> DATA SHOWN:

____________________

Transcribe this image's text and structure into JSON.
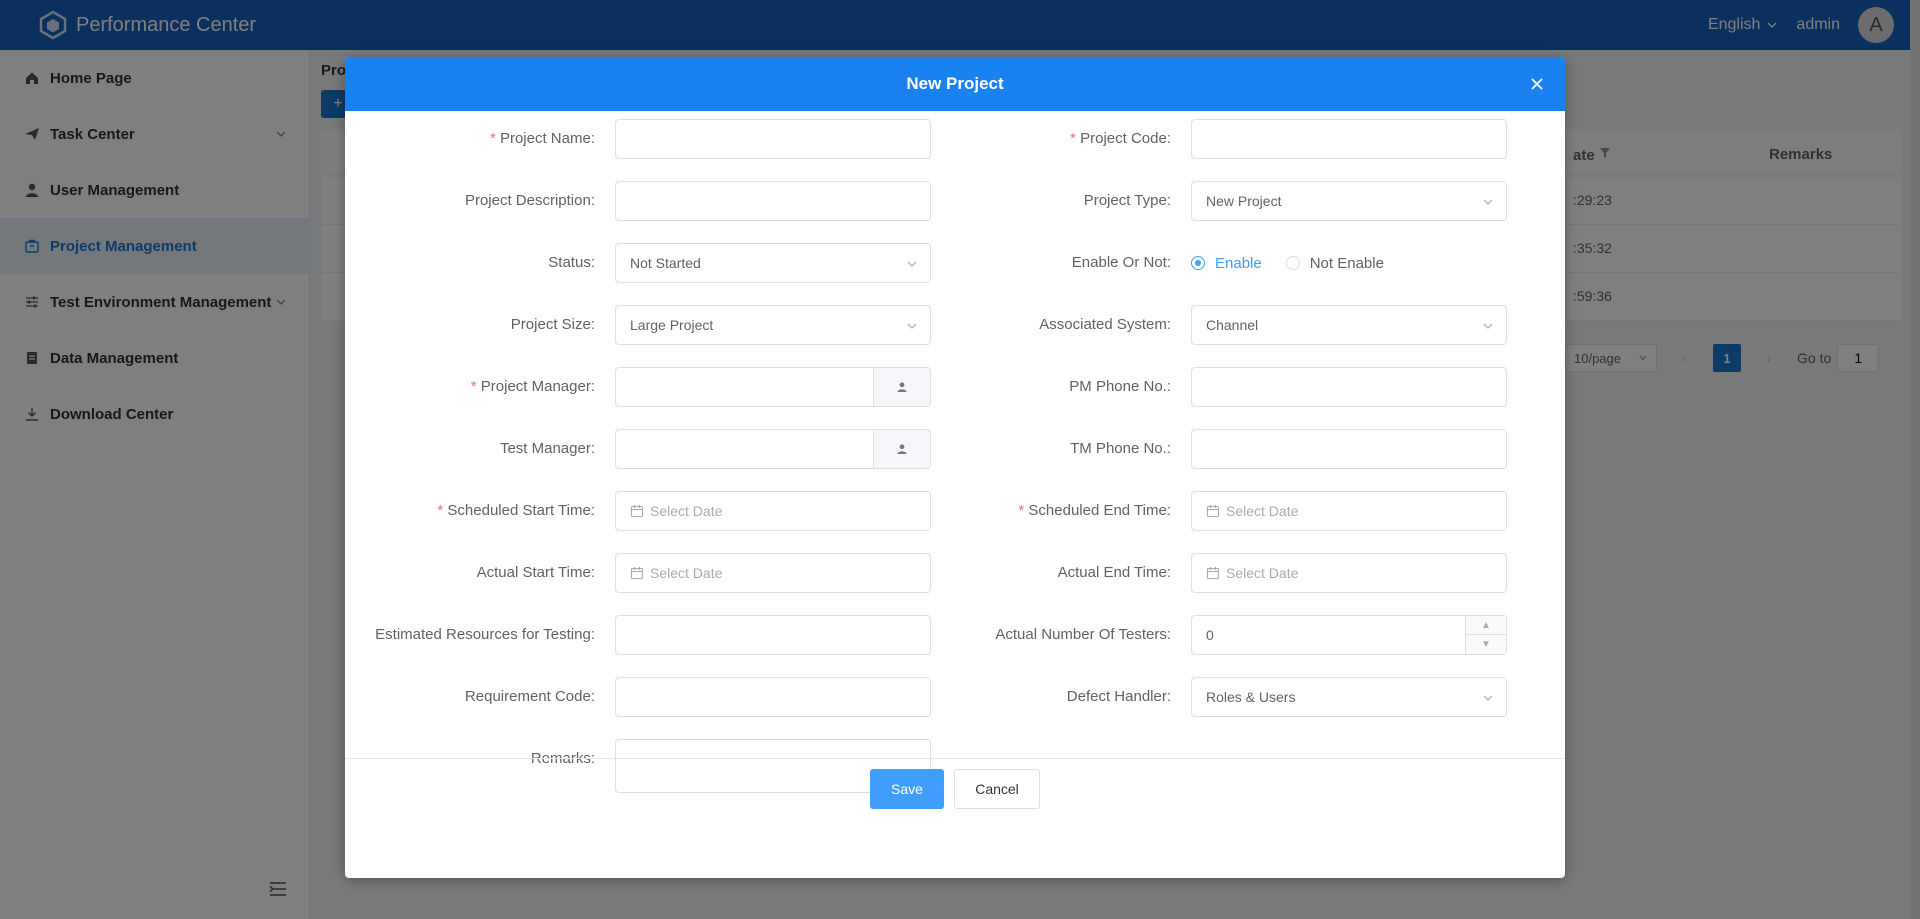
{
  "app": {
    "title": "Performance Center"
  },
  "header": {
    "language": "English",
    "user": "admin",
    "avatar_letter": "A"
  },
  "sidebar": {
    "items": [
      {
        "label": "Home Page",
        "icon": "home-icon"
      },
      {
        "label": "Task Center",
        "icon": "send-icon",
        "expandable": true
      },
      {
        "label": "User Management",
        "icon": "user-icon"
      },
      {
        "label": "Project Management",
        "icon": "briefcase-icon",
        "active": true
      },
      {
        "label": "Test Environment Management",
        "icon": "sliders-icon",
        "expandable": true
      },
      {
        "label": "Data Management",
        "icon": "database-icon"
      },
      {
        "label": "Download Center",
        "icon": "download-icon"
      }
    ]
  },
  "background": {
    "breadcrumb": "Proj",
    "add_label": "+",
    "columns": {
      "date": "ate",
      "remarks": "Remarks"
    },
    "rows": [
      ":29:23",
      ":35:32",
      ":59:36"
    ],
    "pager": {
      "page_size": "10/page",
      "current": "1",
      "goto_label": "Go to",
      "goto_value": "1"
    }
  },
  "dialog": {
    "title": "New Project",
    "left": [
      {
        "label": "Project Name:",
        "required": true,
        "value": ""
      },
      {
        "label": "Project Description:",
        "required": false,
        "value": ""
      },
      {
        "label": "Status:",
        "required": false,
        "value": "Not Started"
      },
      {
        "label": "Project Size:",
        "required": false,
        "value": "Large Project"
      },
      {
        "label": "Project Manager:",
        "required": true,
        "value": ""
      },
      {
        "label": "Test Manager:",
        "required": false,
        "value": ""
      },
      {
        "label": "Scheduled Start Time:",
        "required": true,
        "placeholder": "Select Date"
      },
      {
        "label": "Actual Start Time:",
        "required": false,
        "placeholder": "Select Date"
      },
      {
        "label": "Estimated Resources for Testing:",
        "required": false,
        "value": ""
      },
      {
        "label": "Requirement Code:",
        "required": false,
        "value": ""
      },
      {
        "label": "Remarks:",
        "required": false,
        "value": ""
      }
    ],
    "right": [
      {
        "label": "Project Code:",
        "required": true,
        "value": ""
      },
      {
        "label": "Project Type:",
        "required": false,
        "value": "New Project"
      },
      {
        "label": "Enable Or Not:",
        "required": false,
        "options": [
          "Enable",
          "Not Enable"
        ],
        "selected": "Enable"
      },
      {
        "label": "Associated System:",
        "required": false,
        "value": "Channel"
      },
      {
        "label": "PM Phone No.:",
        "required": false,
        "value": ""
      },
      {
        "label": "TM Phone No.:",
        "required": false,
        "value": ""
      },
      {
        "label": "Scheduled End Time:",
        "required": true,
        "placeholder": "Select Date"
      },
      {
        "label": "Actual End Time:",
        "required": false,
        "placeholder": "Select Date"
      },
      {
        "label": "Actual Number Of Testers:",
        "required": false,
        "value": "0"
      },
      {
        "label": "Defect Handler:",
        "required": false,
        "value": "Roles & Users"
      }
    ],
    "buttons": {
      "save": "Save",
      "cancel": "Cancel"
    }
  },
  "colors": {
    "header": "#1560bd",
    "dialog_header": "#1a82f0",
    "primary": "#409eff",
    "required": "#f56c6c",
    "active_nav": "#1976d2"
  }
}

____________________

> PROBLEM DESCRIPTION:
Each line in the entries above that includes the string "Actual" should be extracted.

> OUTPUT OF THE EXERCISE:
        "label": "Actual Start Time:",
        "label": "Actual End Time:",
        "label": "Actual Number Of Testers:",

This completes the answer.